Problem - Identify the lines that contain the string "częściowo", then copy each of them.

Dataset entries -
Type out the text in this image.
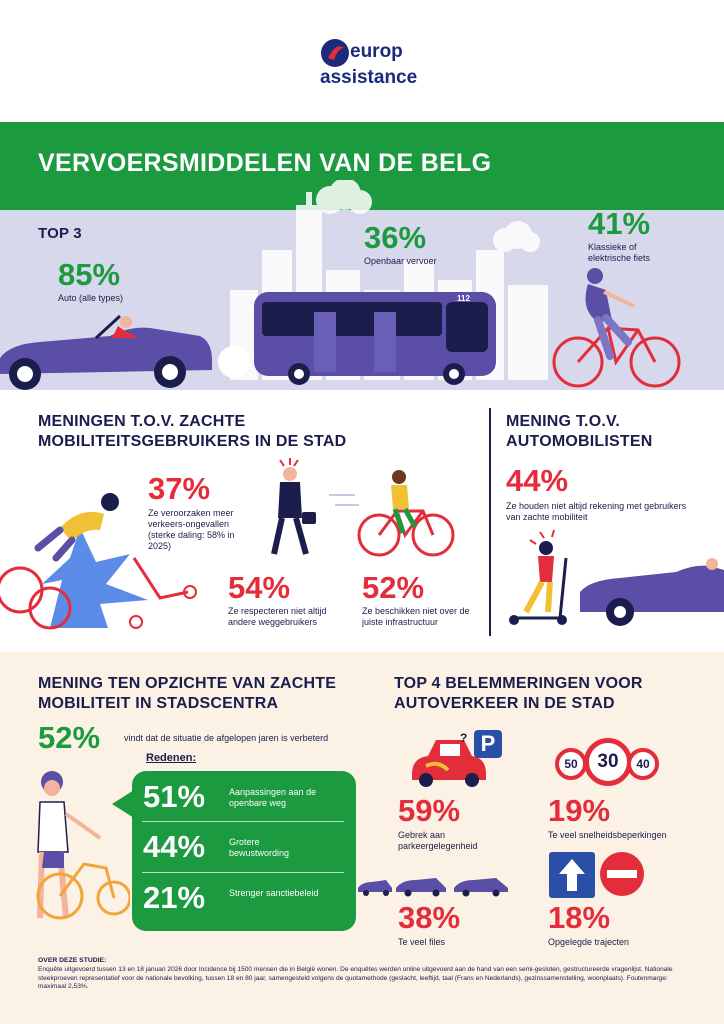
europ
assistance
VERVOERSMIDDELEN VAN DE BELG
TOP 3
85%
Auto (alle types)
36%
Openbaar vervoer
41%
Klassieke of elektrische fiets
112
MENINGEN T.O.V. ZACHTE
MOBILITEITSGEBRUIKERS IN DE STAD
37%
Ze veroorzaken meer verkeers-ongevallen (sterke daling: 58% in 2025)
54%
Ze respecteren niet altijd andere weggebruikers
52%
Ze beschikken niet over de juiste infrastructuur
MENING T.O.V.
AUTOMOBILISTEN
44%
Ze houden niet altijd rekening met gebruikers van zachte mobiliteit
MENING TEN OPZICHTE VAN ZACHTE
MOBILITEIT IN STADSCENTRA
52%	vindt dat de situatie de afgelopen jaren is verbeterd
Redenen:
51%	Aanpassingen aan de openbare weg
44%	Grotere bewustwording
21%	Strenger sanctiebeleid
TOP 4 BELEMMERINGEN VOOR
AUTOVERKEER IN DE STAD
? P
59%
Gebrek aan parkeergelegenheid
50	30	40
19%
Te veel snelheidsbeperkingen
38%
Te veel files
18%
Opgelegde trajecten
OVER DEZE STUDIE:
Enquête uitgevoerd tussen 13 en 18 januari 2026 door Incidence bij 1500 mensen die in België wonen. De enquêtes werden online uitgevoerd aan de hand van een semi-gesloten, gestructureerde vragenlijst. Nationale steekproeven representatief voor de nationale bevolking, tussen 18 en 80 jaar, samengesteld volgens de quotamethode (geslacht, leeftijd, taal (Frans en Nederlands), gezinssamenstelling, woonplaats). Foutenmarge: maximaal 2,53%.
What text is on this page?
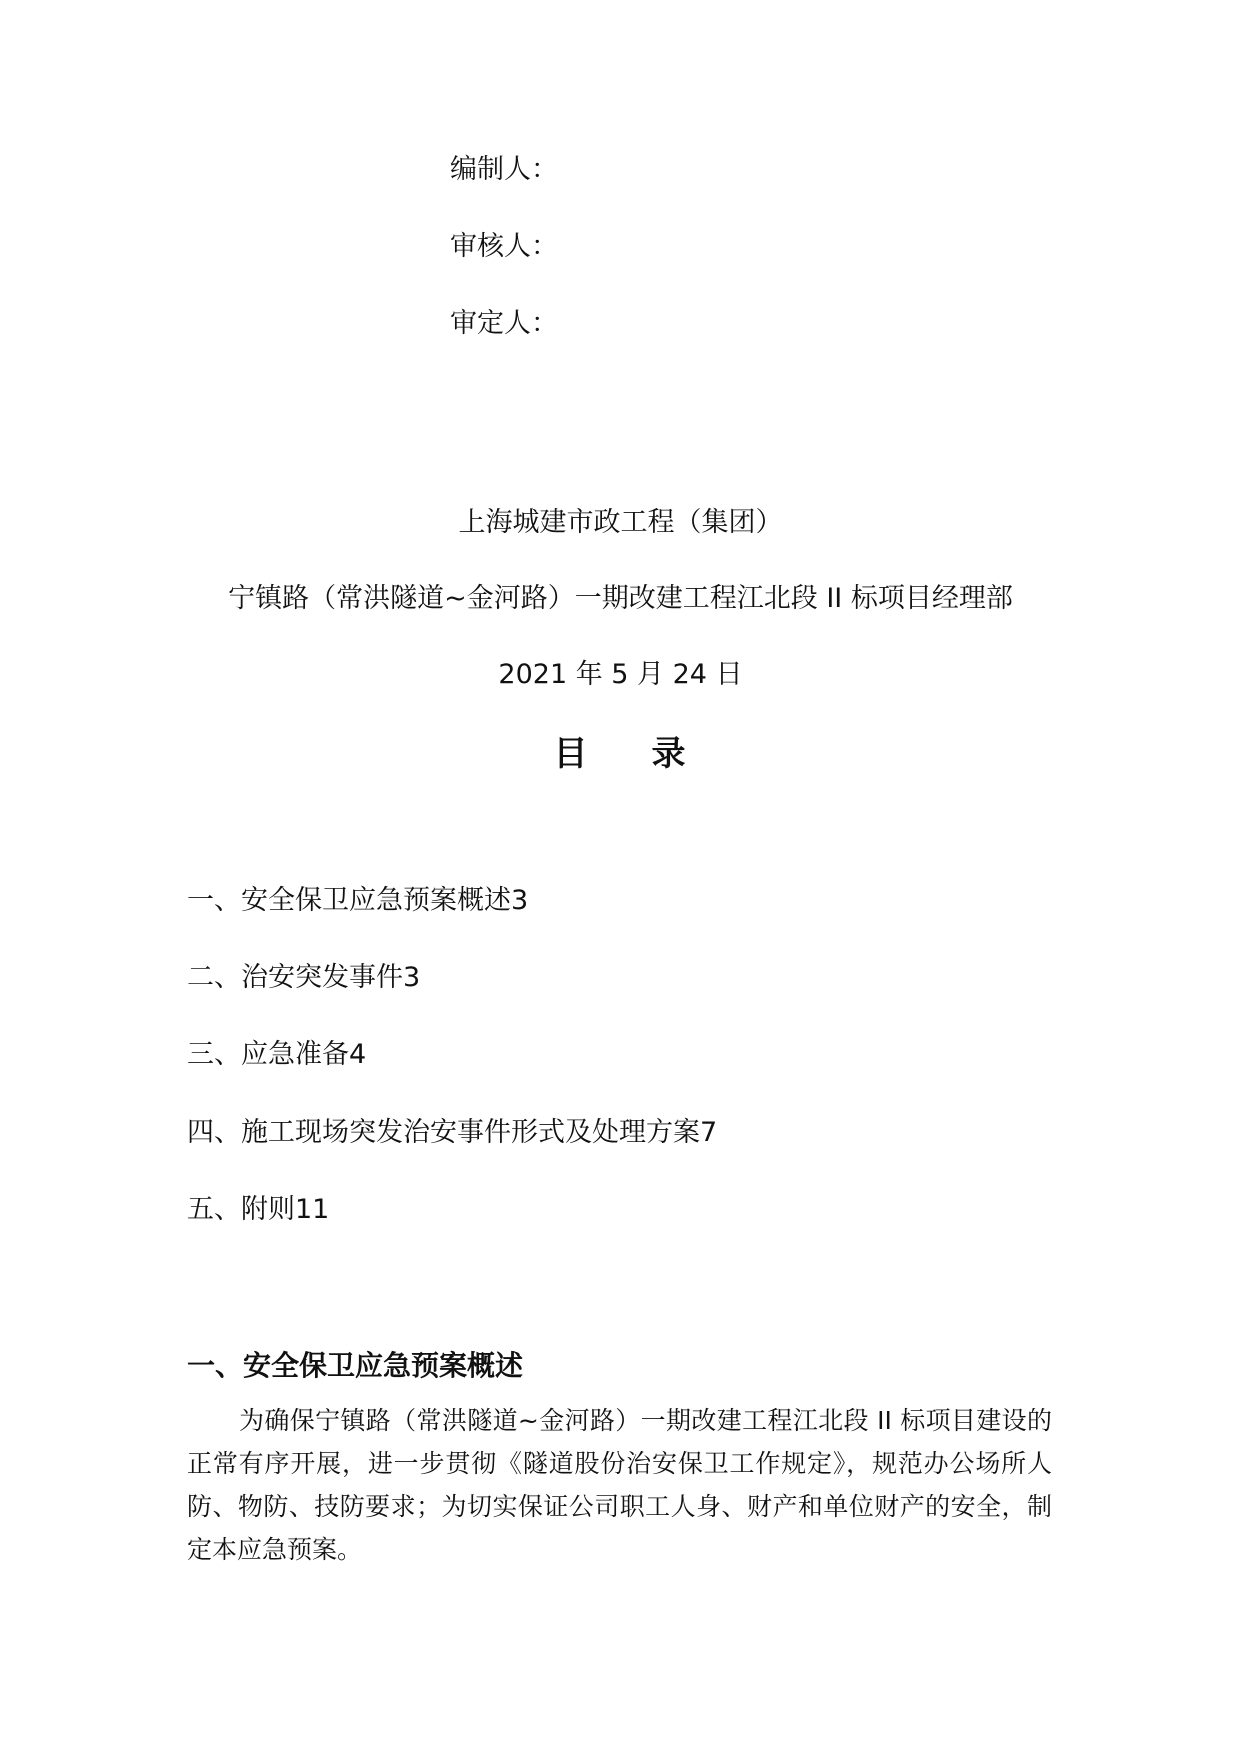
编制人：
审核人：
审定人：
上海城建市政工程（集团）
宁镇路（常洪隧道~金河路）一期改建工程江北段 II 标项目经理部
2021 年 5 月 24 日
目 录
一、安全保卫应急预案概述3
二、治安突发事件3
三、应急准备4
四、施工现场突发治安事件形式及处理方案7
五、附则11
一、安全保卫应急预案概述
为确保宁镇路（常洪隧道~金河路）一期改建工程江北段 II 标项目建设的正常有序开展，进一步贯彻《隧道股份治安保卫工作规定》，规范办公场所人防、物防、技防要求；为切实保证公司职工人身、财产和单位财产的安全，制定本应急预案。
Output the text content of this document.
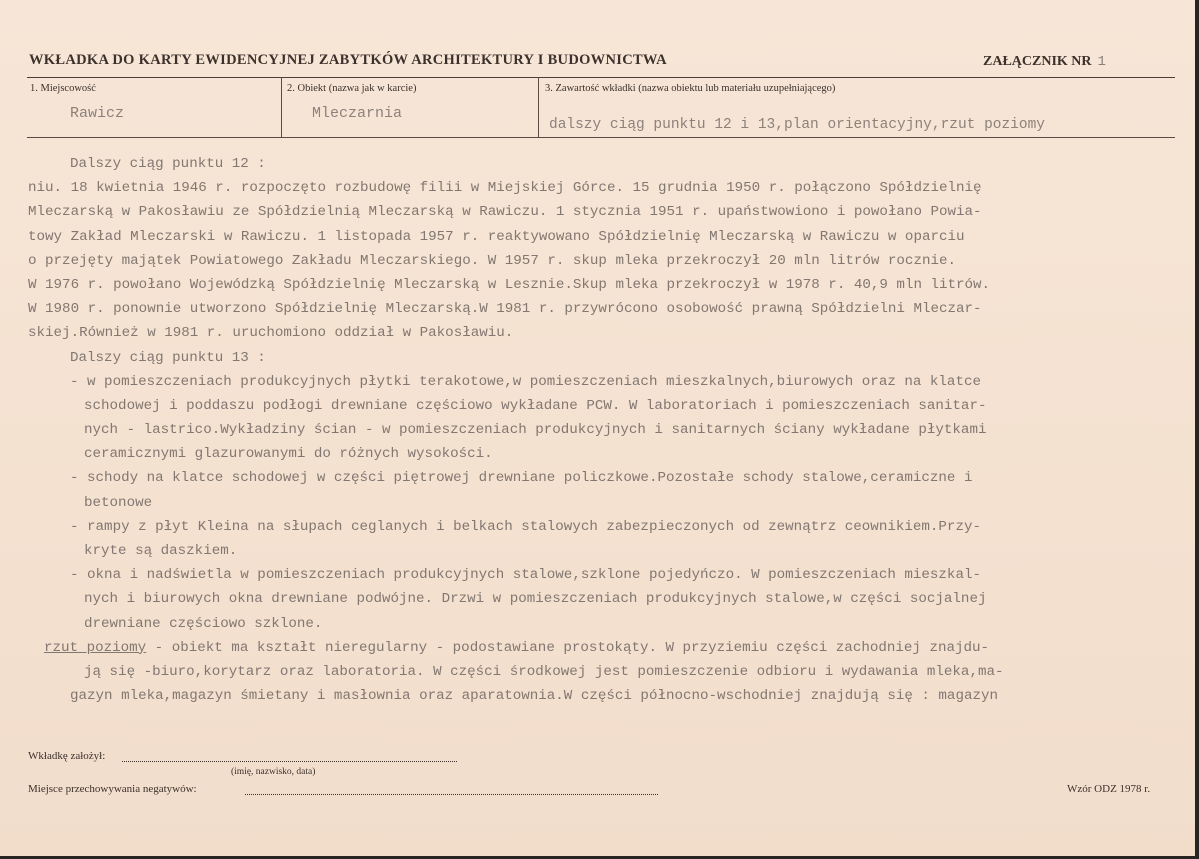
WKŁADKA DO KARTY EWIDENCYJNEJ ZABYTKÓW ARCHITEKTURY I BUDOWNICTWA	ZAŁĄCZNIK NR 1
1. Miejscowość
Rawicz
2. Obiekt (nazwa jak w karcie)
Mleczarnia
3. Zawartość wkładki (nazwa obiektu lub materiału uzupełniającego)
dalszy ciąg punktu 12 i 13,plan orientacyjny,rzut poziomy
Dalszy ciąg punktu 12 :
niu. 18 kwietnia 1946 r. rozpoczęto rozbudowę filii w Miejskiej Górce. 15 grudnia 1950 r. połączono Spółdzielnię
Mleczarską w Pakosławiu ze Spółdzielnią Mleczarską w Rawiczu. 1 stycznia 1951 r. upaństwowiono i powołano Powia-
towy Zakład Mleczarski w Rawiczu. 1 listopada 1957 r. reaktywowano Spółdzielnię Mleczarską w Rawiczu w oparciu
o przejęty majątek Powiatowego Zakładu Mleczarskiego. W 1957 r. skup mleka przekroczył 20 mln litrów rocznie.
W 1976 r. powołano Wojewódzką Spółdzielnię Mleczarską w Lesznie.Skup mleka przekroczył w 1978 r. 40,9 mln litrów.
W 1980 r. ponownie utworzono Spółdzielnię Mleczarską.W 1981 r. przywrócono osobowość prawną Spółdzielni Mleczar-
skiej.Również w 1981 r. uruchomiono oddział w Pakosławiu.
Dalszy ciąg punktu 13 :
- w pomieszczeniach produkcyjnych płytki terakotowe,w pomieszczeniach mieszkalnych,biurowych oraz na klatce
schodowej i poddaszu podłogi drewniane częściowo wykładane PCW. W laboratoriach i pomieszczeniach sanitar-
nych - lastrico.Wykładziny ścian - w pomieszczeniach produkcyjnych i sanitarnych ściany wykładane płytkami
ceramicznymi glazurowanymi do różnych wysokości.
- schody na klatce schodowej w części piętrowej drewniane policzkowe.Pozostałe schody stalowe,ceramiczne i
betonowe
- rampy z płyt Kleina na słupach ceglanych i belkach stalowych zabezpieczonych od zewnątrz ceownikiem.Przy-
kryte są daszkiem.
- okna i nadświetla w pomieszczeniach produkcyjnych stalowe,szklone pojedyńczo. W pomieszczeniach mieszkal-
nych i biurowych okna drewniane podwójne. Drzwi w pomieszczeniach produkcyjnych stalowe,w części socjalnej
drewniane częściowo szklone.
rzut poziomy - obiekt ma kształt nieregularny - podostawiane prostokąty. W przyziemiu części zachodniej znajdu-
ją się -biuro,korytarz oraz laboratoria. W części środkowej jest pomieszczenie odbioru i wydawania mleka,ma-
gazyn mleka,magazyn śmietany i masłownia oraz aparatownia.W części północno-wschodniej znajdują się : magazyn
Wkładkę założył:
(imię, nazwisko, data)
Miejsce przechowywania negatywów:	Wzór ODZ 1978 r.
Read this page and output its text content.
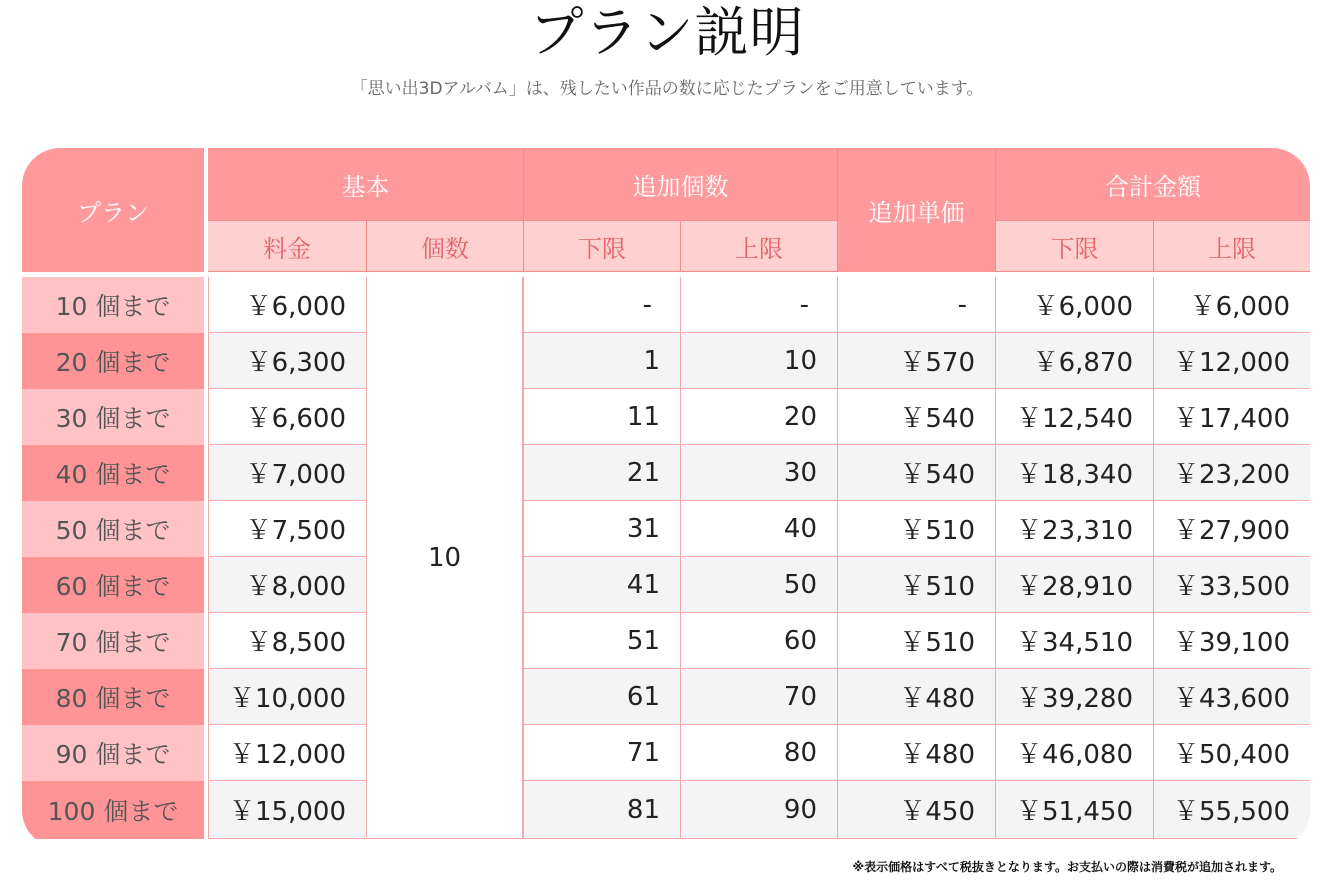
プラン説明
「思い出3Dアルバム」は、残したい作品の数に応じたプランをご用意しています。
プラン	基本		追加個数		追加単価	合計金額	
	料金	個数	下限	上限		下限	上限

10 個まで	￥6,000	10	-	-	-	￥6,000	￥6,000
20 個まで	￥6,300		1	10	￥570	￥6,870	￥12,000
30 個まで	￥6,600		11	20	￥540	￥12,540	￥17,400
40 個まで	￥7,000		21	30	￥540	￥18,340	￥23,200
50 個まで	￥7,500		31	40	￥510	￥23,310	￥27,900
60 個まで	￥8,000		41	50	￥510	￥28,910	￥33,500
70 個まで	￥8,500		51	60	￥510	￥34,510	￥39,100
80 個まで	￥10,000		61	70	￥480	￥39,280	￥43,600
90 個まで	￥12,000		71	80	￥480	￥46,080	￥50,400
100 個まで	￥15,000		81	90	￥450	￥51,450	￥55,500
※表示価格はすべて税抜きとなります。お支払いの際は消費税が追加されます。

Result of the exercise -
schodowej i poddaszu podłogi drewniane częściowo wykładane PCW. W laboratoriach i pomieszczeniach sanitar-
drewniane częściowo szklone.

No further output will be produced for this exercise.